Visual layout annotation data
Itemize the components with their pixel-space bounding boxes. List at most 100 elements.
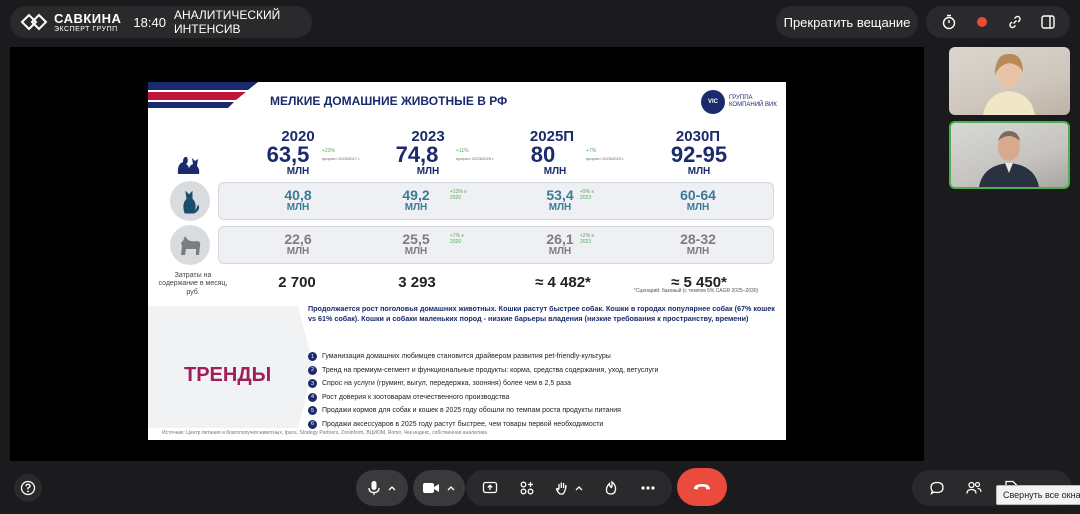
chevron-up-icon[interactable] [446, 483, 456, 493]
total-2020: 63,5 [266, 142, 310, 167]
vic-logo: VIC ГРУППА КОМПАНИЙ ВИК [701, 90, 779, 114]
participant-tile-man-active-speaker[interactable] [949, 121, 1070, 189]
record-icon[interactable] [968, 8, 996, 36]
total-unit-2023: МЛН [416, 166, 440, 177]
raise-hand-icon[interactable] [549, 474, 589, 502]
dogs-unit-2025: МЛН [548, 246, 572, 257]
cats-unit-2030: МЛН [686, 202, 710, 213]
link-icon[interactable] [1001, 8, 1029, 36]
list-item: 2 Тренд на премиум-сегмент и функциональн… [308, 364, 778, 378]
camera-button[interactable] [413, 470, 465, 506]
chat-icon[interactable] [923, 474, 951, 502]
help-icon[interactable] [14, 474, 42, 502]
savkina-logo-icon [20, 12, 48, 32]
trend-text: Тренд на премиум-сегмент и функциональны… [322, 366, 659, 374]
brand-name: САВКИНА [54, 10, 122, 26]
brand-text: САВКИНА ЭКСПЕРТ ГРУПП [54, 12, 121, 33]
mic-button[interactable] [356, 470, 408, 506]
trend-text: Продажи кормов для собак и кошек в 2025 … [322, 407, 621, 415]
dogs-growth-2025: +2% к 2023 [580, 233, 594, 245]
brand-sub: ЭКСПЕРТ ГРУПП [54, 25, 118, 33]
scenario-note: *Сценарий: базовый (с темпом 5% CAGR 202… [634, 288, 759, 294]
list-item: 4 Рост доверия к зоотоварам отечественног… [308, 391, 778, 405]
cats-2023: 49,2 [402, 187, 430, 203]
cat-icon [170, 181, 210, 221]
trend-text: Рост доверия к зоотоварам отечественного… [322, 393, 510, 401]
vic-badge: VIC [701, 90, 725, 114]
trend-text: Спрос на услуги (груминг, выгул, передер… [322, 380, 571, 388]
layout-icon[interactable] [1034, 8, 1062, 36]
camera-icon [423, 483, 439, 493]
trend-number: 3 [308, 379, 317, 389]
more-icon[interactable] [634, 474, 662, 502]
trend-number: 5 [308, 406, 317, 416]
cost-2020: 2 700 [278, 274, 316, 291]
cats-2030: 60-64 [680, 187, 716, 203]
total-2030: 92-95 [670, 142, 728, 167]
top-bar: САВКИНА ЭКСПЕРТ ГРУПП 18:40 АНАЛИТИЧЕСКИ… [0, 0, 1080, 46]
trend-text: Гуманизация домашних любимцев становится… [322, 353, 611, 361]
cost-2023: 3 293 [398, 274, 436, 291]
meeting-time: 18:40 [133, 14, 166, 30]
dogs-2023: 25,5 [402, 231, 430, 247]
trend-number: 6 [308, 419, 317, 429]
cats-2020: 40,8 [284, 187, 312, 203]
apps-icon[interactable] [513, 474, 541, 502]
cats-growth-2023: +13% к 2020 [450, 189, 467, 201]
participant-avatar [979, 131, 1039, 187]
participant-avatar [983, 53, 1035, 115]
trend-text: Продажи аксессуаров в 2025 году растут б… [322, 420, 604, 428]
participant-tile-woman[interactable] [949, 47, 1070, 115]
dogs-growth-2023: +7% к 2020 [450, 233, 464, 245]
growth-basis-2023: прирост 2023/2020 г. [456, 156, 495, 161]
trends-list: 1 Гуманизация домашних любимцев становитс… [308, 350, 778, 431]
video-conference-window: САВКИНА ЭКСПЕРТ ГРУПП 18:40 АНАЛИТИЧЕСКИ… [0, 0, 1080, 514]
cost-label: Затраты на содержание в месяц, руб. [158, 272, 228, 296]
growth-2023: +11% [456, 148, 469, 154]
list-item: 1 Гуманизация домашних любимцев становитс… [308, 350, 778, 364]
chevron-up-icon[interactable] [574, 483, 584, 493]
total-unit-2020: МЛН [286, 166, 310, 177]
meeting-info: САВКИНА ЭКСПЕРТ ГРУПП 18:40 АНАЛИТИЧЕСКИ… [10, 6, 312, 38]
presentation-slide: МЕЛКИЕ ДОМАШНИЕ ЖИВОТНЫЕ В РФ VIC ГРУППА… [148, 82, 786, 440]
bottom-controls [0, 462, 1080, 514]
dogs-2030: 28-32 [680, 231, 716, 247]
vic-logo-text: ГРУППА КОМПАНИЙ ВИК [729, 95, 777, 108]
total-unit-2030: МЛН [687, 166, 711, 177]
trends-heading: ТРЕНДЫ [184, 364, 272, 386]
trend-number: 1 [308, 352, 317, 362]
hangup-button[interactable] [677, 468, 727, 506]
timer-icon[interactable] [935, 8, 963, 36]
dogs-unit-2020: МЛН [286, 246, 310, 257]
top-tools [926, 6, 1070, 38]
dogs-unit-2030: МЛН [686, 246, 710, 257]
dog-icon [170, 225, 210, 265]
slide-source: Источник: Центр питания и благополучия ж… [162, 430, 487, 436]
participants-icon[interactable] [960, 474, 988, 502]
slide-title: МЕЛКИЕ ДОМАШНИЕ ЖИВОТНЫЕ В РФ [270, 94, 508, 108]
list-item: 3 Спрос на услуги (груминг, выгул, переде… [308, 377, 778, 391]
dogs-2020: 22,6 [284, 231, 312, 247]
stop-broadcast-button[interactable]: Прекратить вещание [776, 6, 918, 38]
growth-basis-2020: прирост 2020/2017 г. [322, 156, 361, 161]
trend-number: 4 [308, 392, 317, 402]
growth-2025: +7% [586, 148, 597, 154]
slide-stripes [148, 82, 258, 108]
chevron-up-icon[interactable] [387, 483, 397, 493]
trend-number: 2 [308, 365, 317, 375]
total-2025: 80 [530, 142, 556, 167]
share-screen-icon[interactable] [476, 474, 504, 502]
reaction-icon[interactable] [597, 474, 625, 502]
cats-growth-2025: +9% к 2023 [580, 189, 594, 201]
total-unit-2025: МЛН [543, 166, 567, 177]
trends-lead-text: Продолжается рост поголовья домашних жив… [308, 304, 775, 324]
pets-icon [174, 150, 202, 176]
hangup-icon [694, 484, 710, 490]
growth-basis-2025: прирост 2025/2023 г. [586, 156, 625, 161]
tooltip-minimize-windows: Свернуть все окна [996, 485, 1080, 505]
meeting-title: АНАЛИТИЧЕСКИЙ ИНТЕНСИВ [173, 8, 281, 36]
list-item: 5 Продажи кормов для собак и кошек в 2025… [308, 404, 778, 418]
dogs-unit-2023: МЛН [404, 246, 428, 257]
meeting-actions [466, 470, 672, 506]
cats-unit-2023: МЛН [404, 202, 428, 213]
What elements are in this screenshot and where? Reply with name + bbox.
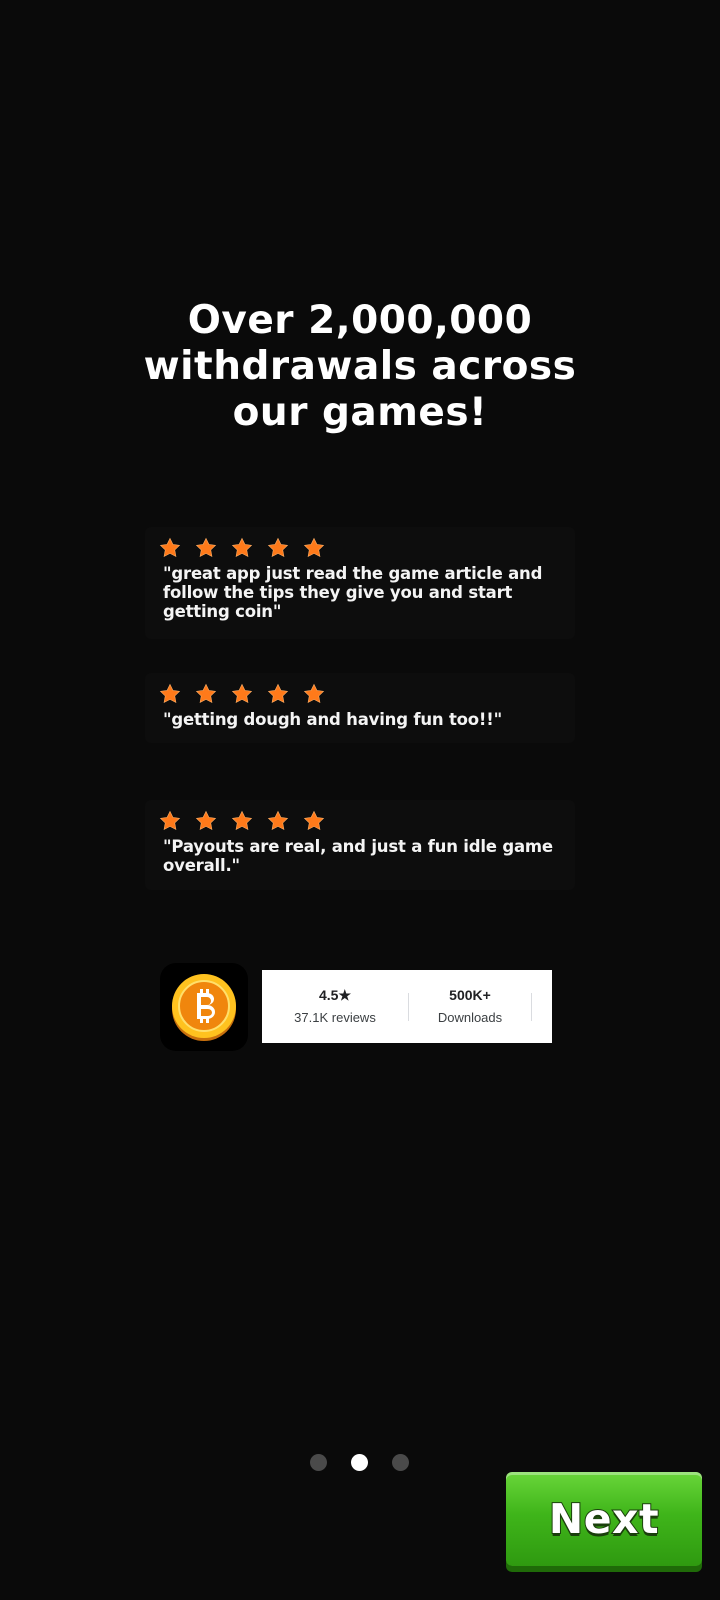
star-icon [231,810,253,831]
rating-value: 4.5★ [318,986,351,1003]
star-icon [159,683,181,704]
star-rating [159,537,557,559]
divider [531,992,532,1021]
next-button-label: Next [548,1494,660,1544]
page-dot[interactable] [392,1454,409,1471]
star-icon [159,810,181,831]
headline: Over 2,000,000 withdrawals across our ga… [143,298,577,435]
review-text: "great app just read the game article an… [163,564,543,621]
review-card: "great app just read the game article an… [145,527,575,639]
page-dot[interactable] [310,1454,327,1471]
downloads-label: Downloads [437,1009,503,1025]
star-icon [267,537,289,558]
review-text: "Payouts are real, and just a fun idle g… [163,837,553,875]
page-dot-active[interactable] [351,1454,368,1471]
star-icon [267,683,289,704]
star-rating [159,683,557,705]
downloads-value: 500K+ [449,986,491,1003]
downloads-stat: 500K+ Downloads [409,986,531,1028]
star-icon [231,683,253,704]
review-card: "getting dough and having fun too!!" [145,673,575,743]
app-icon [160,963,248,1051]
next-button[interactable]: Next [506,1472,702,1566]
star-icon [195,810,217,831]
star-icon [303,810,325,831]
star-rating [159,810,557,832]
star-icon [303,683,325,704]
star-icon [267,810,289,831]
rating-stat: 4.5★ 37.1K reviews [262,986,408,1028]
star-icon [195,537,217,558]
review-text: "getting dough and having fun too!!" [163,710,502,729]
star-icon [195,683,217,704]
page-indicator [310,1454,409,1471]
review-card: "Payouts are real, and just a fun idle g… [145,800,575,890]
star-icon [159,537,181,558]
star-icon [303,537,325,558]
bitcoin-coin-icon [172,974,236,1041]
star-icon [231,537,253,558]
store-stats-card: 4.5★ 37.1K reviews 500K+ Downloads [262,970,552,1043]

YOUR INSTRUCTIONS: Copy the lines in the rows above exactly, covering the stretch from the line that contains "chevron-up-icon[interactable] [446, 483, 456, 493]" through the line that contains "camera-button[interactable] [413, 470, 465, 506]".

TASK RESPONSE:
chevron-up-icon[interactable] [446, 483, 456, 493]
total-2020: 63,5 [266, 142, 310, 167]
vic-logo: VIC ГРУППА КОМПАНИЙ ВИК [701, 90, 779, 114]
participant-tile-man-active-speaker[interactable] [949, 121, 1070, 189]
record-icon[interactable] [968, 8, 996, 36]
total-unit-2023: МЛН [416, 166, 440, 177]
raise-hand-icon[interactable] [549, 474, 589, 502]
dogs-unit-2025: МЛН [548, 246, 572, 257]
cats-unit-2030: МЛН [686, 202, 710, 213]
link-icon[interactable] [1001, 8, 1029, 36]
list-item: 2 Тренд на премиум-сегмент и функциональн… [308, 364, 778, 378]
camera-button[interactable] [413, 470, 465, 506]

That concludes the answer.